→ **Exercise goal**: Pull out every line below holding the word "казенными".

→ **Records for the exercise**:
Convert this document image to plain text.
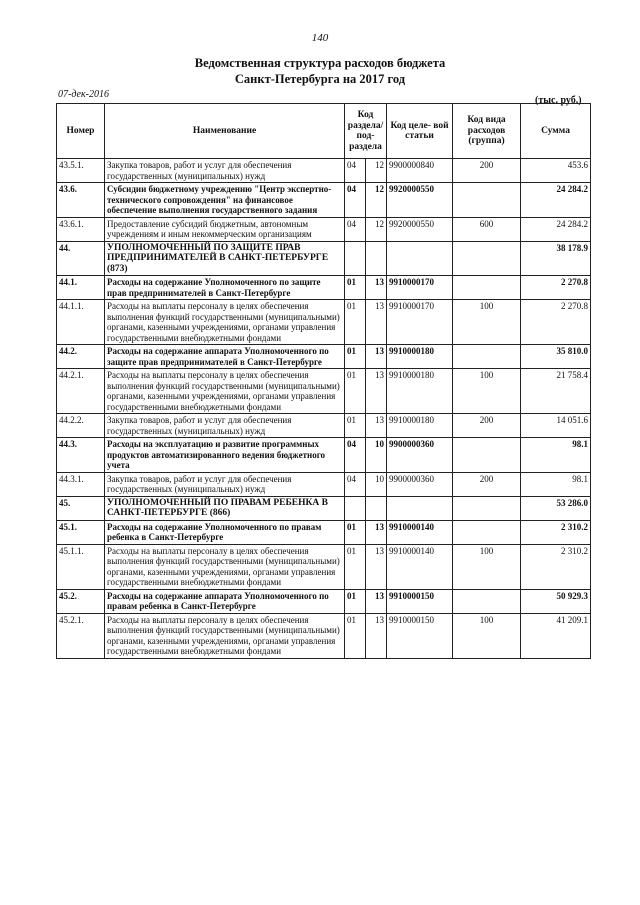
140
Ведомственная структура расходов бюджета
Санкт-Петербурга на 2017 год
07-дек-2016
(тыс. руб.)
Номер	Наименование	Код раздела/ под- раздела		Код целе- вой статьи	Код вида расходов (группа)	Сумма
43.5.1.	Закупка товаров, работ и услуг для обеспечения государственных (муниципальных) нужд	04	12	9900000840	200	453.6
43.6.	Субсидии бюджетному учреждению "Центр экспертно-технического сопровождения" на финансовое обеспечение выполнения государственного задания	04	12	9920000550		24 284.2
43.6.1.	Предоставление субсидий бюджетным, автономным учреждениям и иным некоммерческим организациям	04	12	9920000550	600	24 284.2
44.	УПОЛНОМОЧЕННЫЙ ПО ЗАЩИТЕ ПРАВ ПРЕДПРИНИМАТЕЛЕЙ В САНКТ-ПЕТЕРБУРГЕ (873)					38 178.9
44.1.	Расходы на содержание Уполномоченного по защите прав предпринимателей в Санкт-Петербурге	01	13	9910000170		2 270.8
44.1.1.	Расходы на выплаты персоналу в целях обеспечения выполнения функций государственными (муниципальными) органами, казенными учреждениями, органами управления государственными внебюджетными фондами	01	13	9910000170	100	2 270.8
44.2.	Расходы на содержание аппарата Уполномоченного по защите прав предпринимателей в Санкт-Петербурге	01	13	9910000180		35 810.0
44.2.1.	Расходы на выплаты персоналу в целях обеспечения выполнения функций государственными (муниципальными) органами, казенными учреждениями, органами управления государственными внебюджетными фондами	01	13	9910000180	100	21 758.4
44.2.2.	Закупка товаров, работ и услуг для обеспечения государственных (муниципальных) нужд	01	13	9910000180	200	14 051.6
44.3.	Расходы на эксплуатацию и развитие программных продуктов автоматизированного ведения бюджетного учета	04	10	9900000360		98.1
44.3.1.	Закупка товаров, работ и услуг для обеспечения государственных (муниципальных) нужд	04	10	9900000360	200	98.1
45.	УПОЛНОМОЧЕННЫЙ ПО ПРАВАМ РЕБЕНКА В САНКТ-ПЕТЕРБУРГЕ (866)					53 286.0
45.1.	Расходы на содержание Уполномоченного по правам ребенка в Санкт-Петербурге	01	13	9910000140		2 310.2
45.1.1.	Расходы на выплаты персоналу в целях обеспечения выполнения функций государственными (муниципальными) органами, казенными учреждениями, органами управления государственными внебюджетными фондами	01	13	9910000140	100	2 310.2
45.2.	Расходы на содержание аппарата Уполномочениого по правам ребенка в Санкт-Петербурге	01	13	9910000150		50 929.3
45.2.1.	Расходы на выплаты персоналу в целях обеспечения выполнения функций государственными (муниципальными) органами, казенными учреждениями, органами управления государственными внебюджетными фондами	01	13	9910000150	100	41 209.1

→ **The reply**:
44.1.1.	Расходы на выплаты персоналу в целях обеспечения выполнения функций государственными (муниципальными) органами, казенными учреждениями, органами управления государственными внебюджетными фондами	01	13	9910000170	100	2 270.8
44.2.1.	Расходы на выплаты персоналу в целях обеспечения выполнения функций государственными (муниципальными) органами, казенными учреждениями, органами управления государственными внебюджетными фондами	01	13	9910000180	100	21 758.4
45.1.1.	Расходы на выплаты персоналу в целях обеспечения выполнения функций государственными (муниципальными) органами, казенными учреждениями, органами управления государственными внебюджетными фондами	01	13	9910000140	100	2 310.2
45.2.1.	Расходы на выплаты персоналу в целях обеспечения выполнения функций государственными (муниципальными) органами, казенными учреждениями, органами управления государственными внебюджетными фондами	01	13	9910000150	100	41 209.1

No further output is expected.